* [Problem description]:
Check every line for the word "skříňky" and give the number of lines where it occurs, nothing else.

* [Provided data]:
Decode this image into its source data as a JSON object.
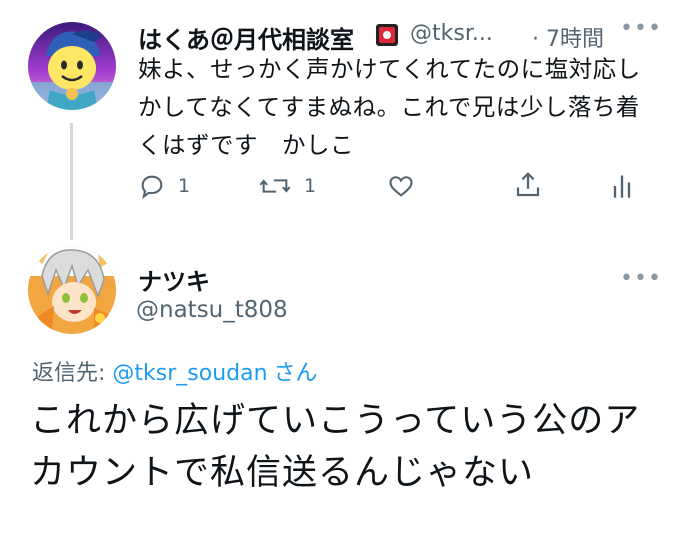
{
  "tweet1": {
    "display_name": "はくあ＠月代相談室",
    "name_emoji_icon": "red-envelope-card-icon",
    "handle": "@tksr...",
    "time": "· 7時間",
    "body": "妹よ、せっかく声かけてくれてたのに塩対応しかしてなくてすまぬね。これで兄は少し落ち着くはずです　かしこ",
    "actions": {
      "reply_count": "1",
      "retweet_count": "1"
    }
  },
  "tweet2": {
    "display_name": "ナツキ",
    "handle": "@natsu_t808",
    "reply_to_prefix": "返信先: ",
    "reply_to_mention": "@tksr_soudan",
    "reply_to_suffix": "さん",
    "body": "これから広げていこうっていう公のアカウントで私信送るんじゃない"
  },
  "colors": {
    "text": "#0f1419",
    "muted": "#536471",
    "link": "#1d9bf0",
    "thread_line": "#cfd9de"
  }
}
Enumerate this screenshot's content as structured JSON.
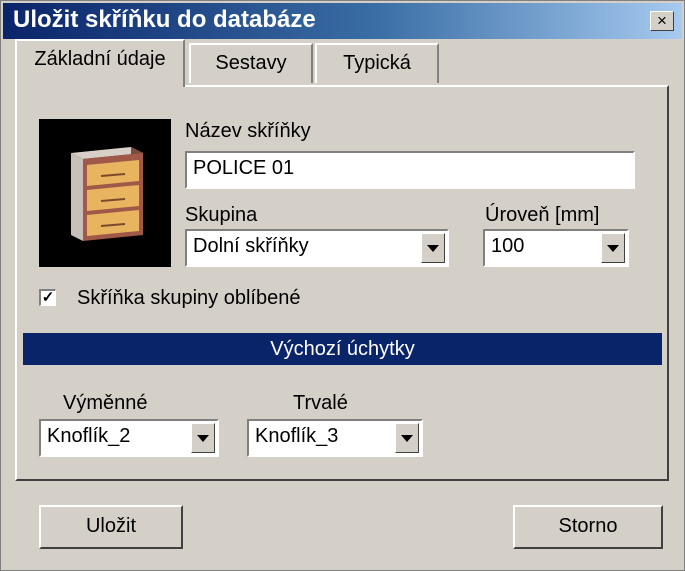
{
  "window": {
    "title": "Uložit skříňku do databáze",
    "close_label": "×"
  },
  "tabs": [
    {
      "label": "Základní údaje",
      "active": true
    },
    {
      "label": "Sestavy",
      "active": false
    },
    {
      "label": "Typická",
      "active": false
    }
  ],
  "form": {
    "name_label": "Název skříňky",
    "name_value": "POLICE 01",
    "group_label": "Skupina",
    "group_value": "Dolní skříňky",
    "level_label": "Úroveň [mm]",
    "level_value": "100",
    "favorite_label": "Skříňka skupiny oblíbené",
    "favorite_checked": true,
    "favorite_mark": "✓"
  },
  "handles": {
    "header": "Výchozí úchytky",
    "replaceable_label": "Výměnné",
    "replaceable_value": "Knoflík_2",
    "permanent_label": "Trvalé",
    "permanent_value": "Knoflík_3"
  },
  "buttons": {
    "save": "Uložit",
    "cancel": "Storno"
  },
  "icons": {
    "thumbnail": "cabinet-drawers-icon",
    "close": "close-icon",
    "dropdown": "chevron-down-icon"
  },
  "colors": {
    "title_bar": "#0a246a",
    "section_header": "#0a246a",
    "face": "#d4d0c8",
    "cabinet_front": "#e8b460"
  }
}
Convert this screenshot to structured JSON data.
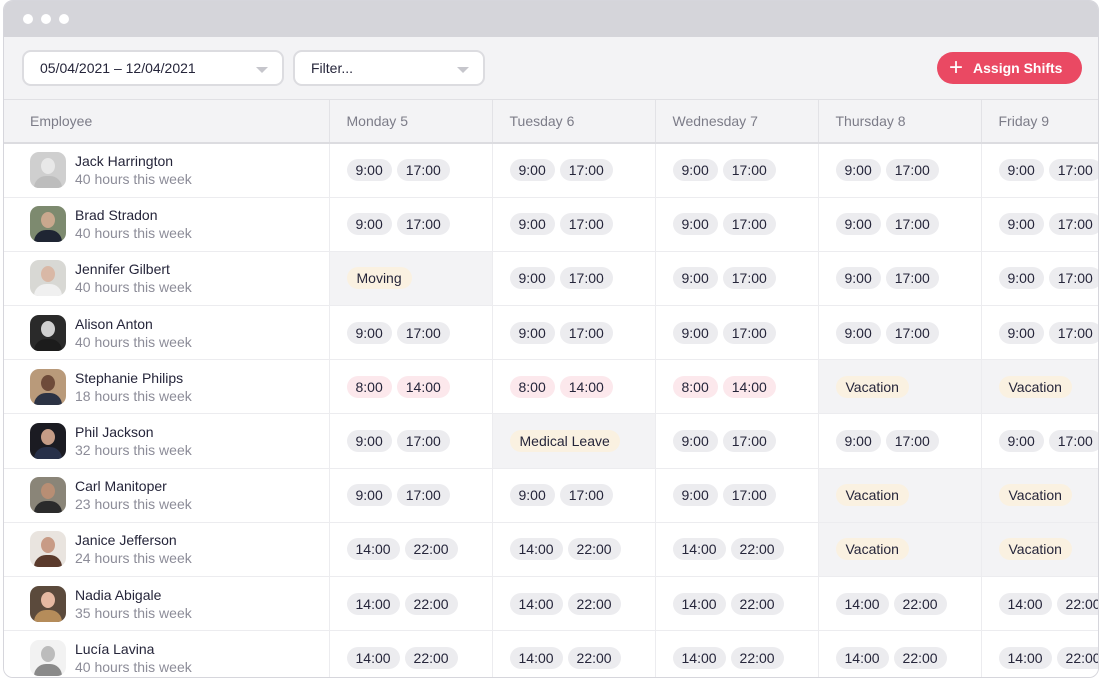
{
  "window": {
    "controls": [
      "dot",
      "dot",
      "dot"
    ]
  },
  "toolbar": {
    "date_range": "05/04/2021 – 12/04/2021",
    "filter_placeholder": "Filter...",
    "assign_label": "Assign Shifts",
    "assign_icon": "plus-icon",
    "accent_color": "#ea4963"
  },
  "columns": [
    "Employee",
    "Monday 5",
    "Tuesday 6",
    "Wednesday 7",
    "Thursday 8",
    "Friday 9"
  ],
  "employees": [
    {
      "name": "Jack Harrington",
      "hours": "40 hours this week",
      "avatar": [
        "#cfcfcf",
        "#e8e8e8",
        "#bdbdbd"
      ],
      "days": [
        [
          "9:00",
          "17:00"
        ],
        [
          "9:00",
          "17:00"
        ],
        [
          "9:00",
          "17:00"
        ],
        [
          "9:00",
          "17:00"
        ],
        [
          "9:00",
          "17:00"
        ]
      ]
    },
    {
      "name": "Brad Stradon",
      "hours": "40 hours this week",
      "avatar": [
        "#7d8a6f",
        "#c9a88e",
        "#1f2533"
      ],
      "days": [
        [
          "9:00",
          "17:00"
        ],
        [
          "9:00",
          "17:00"
        ],
        [
          "9:00",
          "17:00"
        ],
        [
          "9:00",
          "17:00"
        ],
        [
          "9:00",
          "17:00"
        ]
      ]
    },
    {
      "name": "Jennifer Gilbert",
      "hours": "40 hours this week",
      "avatar": [
        "#d8d8d4",
        "#d9b8a6",
        "#f0f0f0"
      ],
      "days": [
        {
          "status": "Moving"
        },
        [
          "9:00",
          "17:00"
        ],
        [
          "9:00",
          "17:00"
        ],
        [
          "9:00",
          "17:00"
        ],
        [
          "9:00",
          "17:00"
        ]
      ]
    },
    {
      "name": "Alison Anton",
      "hours": "40 hours this week",
      "avatar": [
        "#2a2a2a",
        "#d0d0d0",
        "#1c1c1c"
      ],
      "days": [
        [
          "9:00",
          "17:00"
        ],
        [
          "9:00",
          "17:00"
        ],
        [
          "9:00",
          "17:00"
        ],
        [
          "9:00",
          "17:00"
        ],
        [
          "9:00",
          "17:00"
        ]
      ]
    },
    {
      "name": "Stephanie Philips",
      "hours": "18 hours this week",
      "avatar": [
        "#b99a7a",
        "#6e4b3a",
        "#2c3344"
      ],
      "days": [
        [
          "8:00",
          "14:00",
          "pink"
        ],
        [
          "8:00",
          "14:00",
          "pink"
        ],
        [
          "8:00",
          "14:00",
          "pink"
        ],
        {
          "status": "Vacation"
        },
        {
          "status": "Vacation"
        }
      ]
    },
    {
      "name": "Phil Jackson",
      "hours": "32 hours this week",
      "avatar": [
        "#1b1b22",
        "#c59c86",
        "#273049"
      ],
      "days": [
        [
          "9:00",
          "17:00"
        ],
        {
          "status": "Medical Leave"
        },
        [
          "9:00",
          "17:00"
        ],
        [
          "9:00",
          "17:00"
        ],
        [
          "9:00",
          "17:00"
        ]
      ]
    },
    {
      "name": "Carl Manitoper",
      "hours": "23 hours this week",
      "avatar": [
        "#8a8578",
        "#b88e74",
        "#2b2b2b"
      ],
      "days": [
        [
          "9:00",
          "17:00"
        ],
        [
          "9:00",
          "17:00"
        ],
        [
          "9:00",
          "17:00"
        ],
        {
          "status": "Vacation"
        },
        {
          "status": "Vacation"
        }
      ]
    },
    {
      "name": "Janice Jefferson",
      "hours": "24 hours this week",
      "avatar": [
        "#e9e4df",
        "#c89b86",
        "#5a3a2c"
      ],
      "days": [
        [
          "14:00",
          "22:00"
        ],
        [
          "14:00",
          "22:00"
        ],
        [
          "14:00",
          "22:00"
        ],
        {
          "status": "Vacation"
        },
        {
          "status": "Vacation"
        }
      ]
    },
    {
      "name": "Nadia Abigale",
      "hours": "35 hours this week",
      "avatar": [
        "#5b4a3c",
        "#e6b9a2",
        "#b58c5a"
      ],
      "days": [
        [
          "14:00",
          "22:00"
        ],
        [
          "14:00",
          "22:00"
        ],
        [
          "14:00",
          "22:00"
        ],
        [
          "14:00",
          "22:00"
        ],
        [
          "14:00",
          "22:00"
        ]
      ]
    },
    {
      "name": "Lucía Lavina",
      "hours": "40 hours this week",
      "avatar": [
        "#f2f2f2",
        "#bcbcbc",
        "#8a8a8a"
      ],
      "days": [
        [
          "14:00",
          "22:00"
        ],
        [
          "14:00",
          "22:00"
        ],
        [
          "14:00",
          "22:00"
        ],
        [
          "14:00",
          "22:00"
        ],
        [
          "14:00",
          "22:00"
        ]
      ]
    }
  ]
}
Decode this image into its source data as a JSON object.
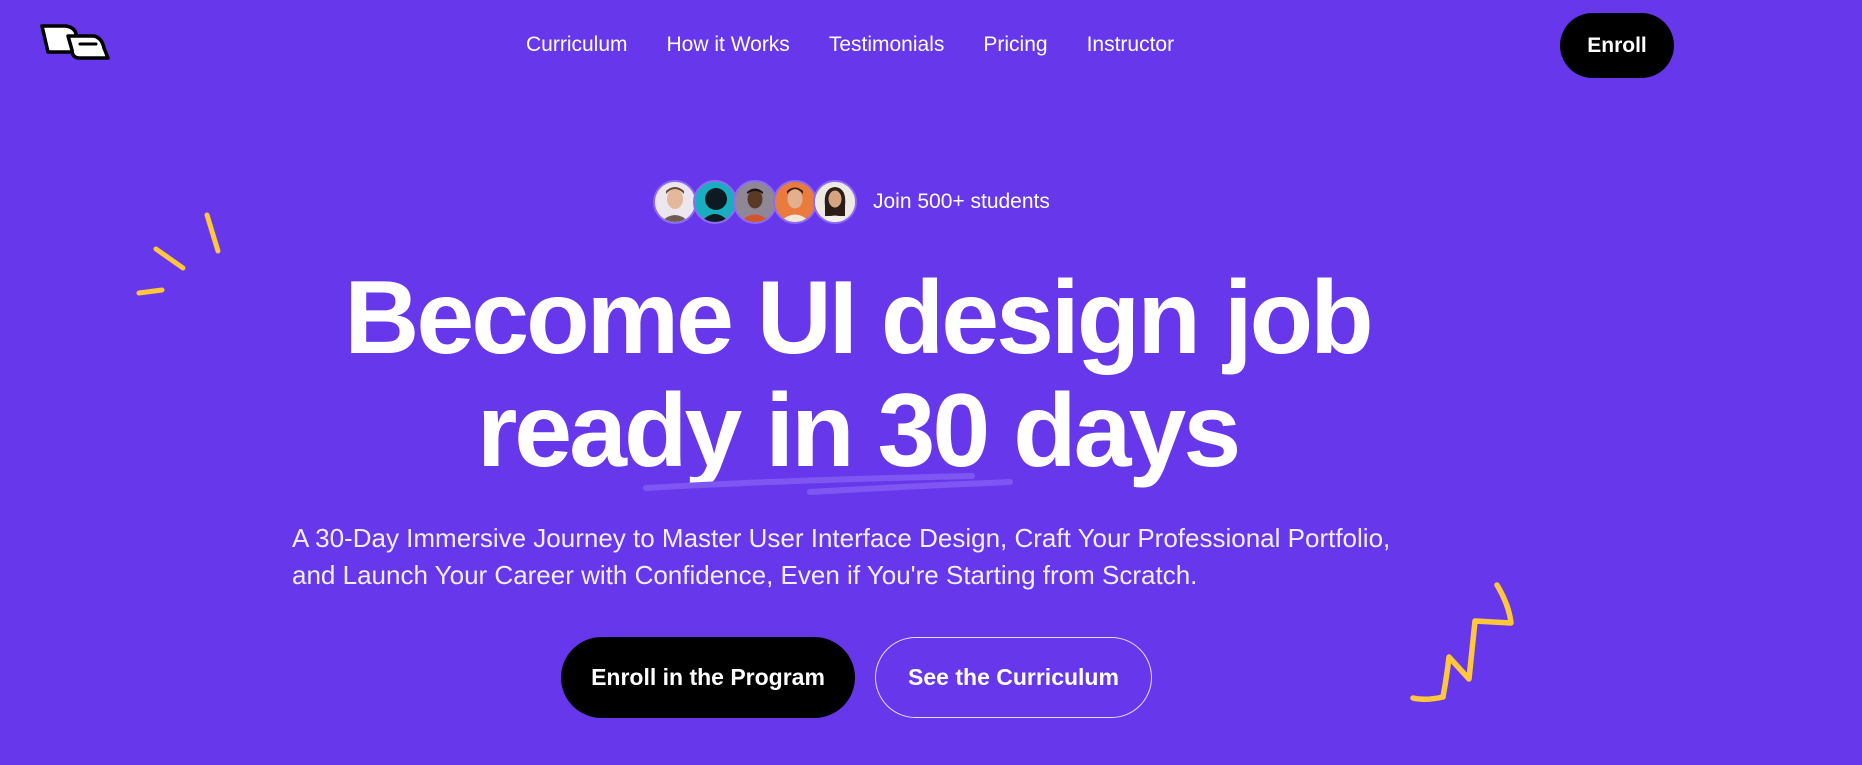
{
  "brand": {
    "logo_icon": "dc-logo-icon"
  },
  "nav": {
    "items": [
      {
        "label": "Curriculum"
      },
      {
        "label": "How it Works"
      },
      {
        "label": "Testimonials"
      },
      {
        "label": "Pricing"
      },
      {
        "label": "Instructor"
      }
    ],
    "enroll_label": "Enroll"
  },
  "hero": {
    "social_proof_text": "Join 500+ students",
    "avatar_count": 5,
    "headline_line1": "Become UI design job",
    "headline_line2": "ready in 30 days",
    "subtitle_line1": "A 30-Day Immersive Journey to Master User Interface Design, Craft Your Professional Portfolio,",
    "subtitle_line2": "and Launch Your Career with Confidence, Even if You're Starting from Scratch.",
    "primary_cta": "Enroll in the Program",
    "secondary_cta": "See the Curriculum"
  },
  "colors": {
    "background": "#6737EC",
    "accent_yellow": "#FFC83A",
    "button_dark": "#000000",
    "text": "#FFFFFF"
  },
  "decorations": {
    "sparkle_icon": "sparkle-doodle-icon",
    "zigzag_icon": "zigzag-doodle-icon"
  }
}
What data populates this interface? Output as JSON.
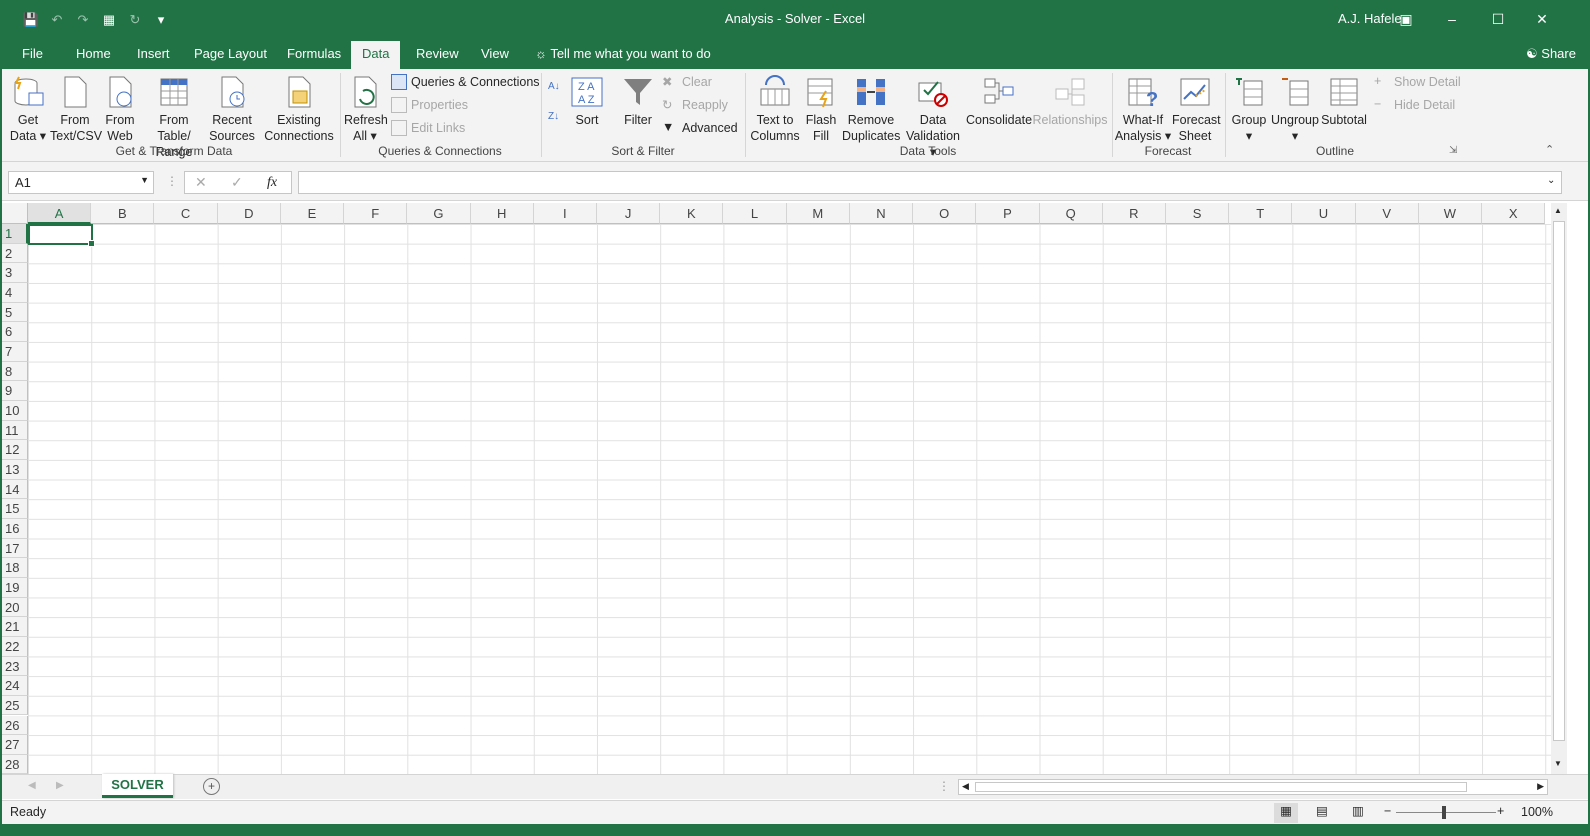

* [Worked answer]:
2